:: SUPPLIED RECORDS ::

▼▼▼

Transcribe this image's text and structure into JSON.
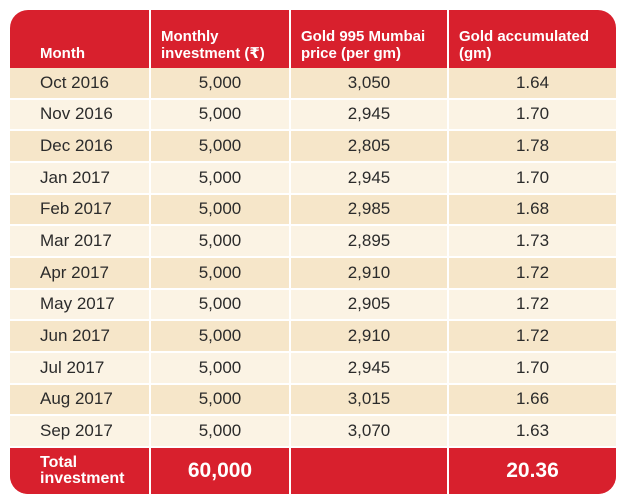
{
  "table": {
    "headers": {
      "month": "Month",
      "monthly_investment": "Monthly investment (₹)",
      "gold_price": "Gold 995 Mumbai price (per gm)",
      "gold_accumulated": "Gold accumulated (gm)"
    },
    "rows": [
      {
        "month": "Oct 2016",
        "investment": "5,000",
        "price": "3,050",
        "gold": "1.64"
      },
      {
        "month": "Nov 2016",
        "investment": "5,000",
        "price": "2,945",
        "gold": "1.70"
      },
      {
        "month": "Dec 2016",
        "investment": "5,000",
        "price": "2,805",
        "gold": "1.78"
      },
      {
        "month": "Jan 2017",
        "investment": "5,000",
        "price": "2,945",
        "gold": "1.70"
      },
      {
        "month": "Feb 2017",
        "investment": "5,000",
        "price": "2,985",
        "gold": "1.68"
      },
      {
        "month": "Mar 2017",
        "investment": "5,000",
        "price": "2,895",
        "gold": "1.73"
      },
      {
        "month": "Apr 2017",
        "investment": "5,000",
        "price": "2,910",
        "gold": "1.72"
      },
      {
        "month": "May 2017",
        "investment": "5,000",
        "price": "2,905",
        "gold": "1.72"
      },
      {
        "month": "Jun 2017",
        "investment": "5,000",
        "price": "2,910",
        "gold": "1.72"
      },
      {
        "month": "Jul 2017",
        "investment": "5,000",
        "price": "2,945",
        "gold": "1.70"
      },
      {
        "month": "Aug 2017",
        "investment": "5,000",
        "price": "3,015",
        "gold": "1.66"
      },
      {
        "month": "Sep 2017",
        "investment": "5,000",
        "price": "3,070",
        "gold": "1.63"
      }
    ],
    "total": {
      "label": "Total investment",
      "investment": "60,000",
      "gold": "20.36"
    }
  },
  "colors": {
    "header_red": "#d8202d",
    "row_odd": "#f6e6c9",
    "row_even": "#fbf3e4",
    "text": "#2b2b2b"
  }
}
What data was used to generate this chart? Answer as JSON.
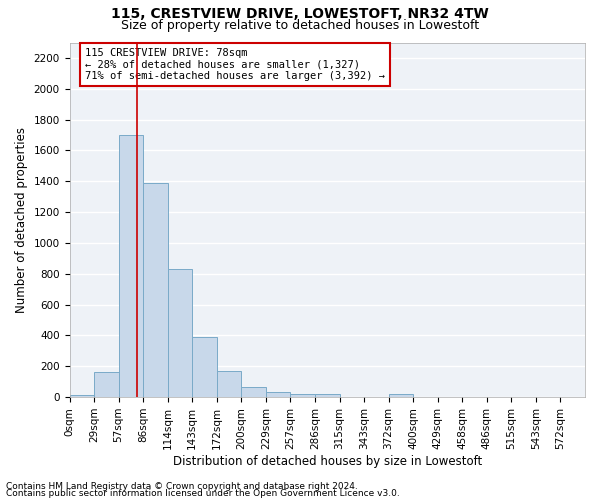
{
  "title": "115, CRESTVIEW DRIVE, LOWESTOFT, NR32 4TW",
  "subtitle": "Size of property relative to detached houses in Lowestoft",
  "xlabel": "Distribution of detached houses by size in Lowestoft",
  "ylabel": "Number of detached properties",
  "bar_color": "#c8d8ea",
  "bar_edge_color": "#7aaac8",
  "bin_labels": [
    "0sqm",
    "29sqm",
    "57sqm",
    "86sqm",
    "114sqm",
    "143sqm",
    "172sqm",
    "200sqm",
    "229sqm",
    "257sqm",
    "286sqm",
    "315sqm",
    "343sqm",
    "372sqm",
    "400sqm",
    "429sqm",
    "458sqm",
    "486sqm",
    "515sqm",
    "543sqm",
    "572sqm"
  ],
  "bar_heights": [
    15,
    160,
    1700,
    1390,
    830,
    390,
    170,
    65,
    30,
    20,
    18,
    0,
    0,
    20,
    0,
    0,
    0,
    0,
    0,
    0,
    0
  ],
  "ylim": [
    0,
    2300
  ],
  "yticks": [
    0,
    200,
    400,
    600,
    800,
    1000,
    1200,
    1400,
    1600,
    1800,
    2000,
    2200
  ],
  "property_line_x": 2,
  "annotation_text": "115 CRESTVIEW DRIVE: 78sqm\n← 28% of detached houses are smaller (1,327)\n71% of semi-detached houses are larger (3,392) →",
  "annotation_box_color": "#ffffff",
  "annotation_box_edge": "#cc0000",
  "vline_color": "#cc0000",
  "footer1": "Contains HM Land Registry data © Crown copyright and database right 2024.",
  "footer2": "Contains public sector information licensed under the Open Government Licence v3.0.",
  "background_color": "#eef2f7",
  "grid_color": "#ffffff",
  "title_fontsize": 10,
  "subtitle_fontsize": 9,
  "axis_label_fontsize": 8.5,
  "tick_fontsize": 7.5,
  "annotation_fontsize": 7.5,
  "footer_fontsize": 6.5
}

▲▲▲

:: YOUR TASK ::
Write out each line again precisely as it appears, skipping every picture.

:: SOLUTION TO THE EXERCISE ::
Transcribe this image's text and structure into JSON.
{
  "table": {
    "headers": {
      "month": "Month",
      "monthly_investment": "Monthly investment (₹)",
      "gold_price": "Gold 995 Mumbai price (per gm)",
      "gold_accumulated": "Gold accumulated (gm)"
    },
    "rows": [
      {
        "month": "Oct 2016",
        "investment": "5,000",
        "price": "3,050",
        "gold": "1.64"
      },
      {
        "month": "Nov 2016",
        "investment": "5,000",
        "price": "2,945",
        "gold": "1.70"
      },
      {
        "month": "Dec 2016",
        "investment": "5,000",
        "price": "2,805",
        "gold": "1.78"
      },
      {
        "month": "Jan 2017",
        "investment": "5,000",
        "price": "2,945",
        "gold": "1.70"
      },
      {
        "month": "Feb 2017",
        "investment": "5,000",
        "price": "2,985",
        "gold": "1.68"
      },
      {
        "month": "Mar 2017",
        "investment": "5,000",
        "price": "2,895",
        "gold": "1.73"
      },
      {
        "month": "Apr 2017",
        "investment": "5,000",
        "price": "2,910",
        "gold": "1.72"
      },
      {
        "month": "May 2017",
        "investment": "5,000",
        "price": "2,905",
        "gold": "1.72"
      },
      {
        "month": "Jun 2017",
        "investment": "5,000",
        "price": "2,910",
        "gold": "1.72"
      },
      {
        "month": "Jul 2017",
        "investment": "5,000",
        "price": "2,945",
        "gold": "1.70"
      },
      {
        "month": "Aug 2017",
        "investment": "5,000",
        "price": "3,015",
        "gold": "1.66"
      },
      {
        "month": "Sep 2017",
        "investment": "5,000",
        "price": "3,070",
        "gold": "1.63"
      }
    ],
    "total": {
      "label": "Total investment",
      "investment": "60,000",
      "gold": "20.36"
    }
  },
  "colors": {
    "header_red": "#d8202d",
    "row_odd": "#f6e6c9",
    "row_even": "#fbf3e4",
    "text": "#2b2b2b"
  }
}
What data was used to generate this chart? Answer as JSON.
{
  "title": "115, CRESTVIEW DRIVE, LOWESTOFT, NR32 4TW",
  "subtitle": "Size of property relative to detached houses in Lowestoft",
  "xlabel": "Distribution of detached houses by size in Lowestoft",
  "ylabel": "Number of detached properties",
  "bar_color": "#c8d8ea",
  "bar_edge_color": "#7aaac8",
  "bin_labels": [
    "0sqm",
    "29sqm",
    "57sqm",
    "86sqm",
    "114sqm",
    "143sqm",
    "172sqm",
    "200sqm",
    "229sqm",
    "257sqm",
    "286sqm",
    "315sqm",
    "343sqm",
    "372sqm",
    "400sqm",
    "429sqm",
    "458sqm",
    "486sqm",
    "515sqm",
    "543sqm",
    "572sqm"
  ],
  "bar_heights": [
    15,
    160,
    1700,
    1390,
    830,
    390,
    170,
    65,
    30,
    20,
    18,
    0,
    0,
    20,
    0,
    0,
    0,
    0,
    0,
    0,
    0
  ],
  "ylim": [
    0,
    2300
  ],
  "yticks": [
    0,
    200,
    400,
    600,
    800,
    1000,
    1200,
    1400,
    1600,
    1800,
    2000,
    2200
  ],
  "property_line_x": 2,
  "annotation_text": "115 CRESTVIEW DRIVE: 78sqm\n← 28% of detached houses are smaller (1,327)\n71% of semi-detached houses are larger (3,392) →",
  "annotation_box_color": "#ffffff",
  "annotation_box_edge": "#cc0000",
  "vline_color": "#cc0000",
  "footer1": "Contains HM Land Registry data © Crown copyright and database right 2024.",
  "footer2": "Contains public sector information licensed under the Open Government Licence v3.0.",
  "background_color": "#eef2f7",
  "grid_color": "#ffffff",
  "title_fontsize": 10,
  "subtitle_fontsize": 9,
  "axis_label_fontsize": 8.5,
  "tick_fontsize": 7.5,
  "annotation_fontsize": 7.5,
  "footer_fontsize": 6.5
}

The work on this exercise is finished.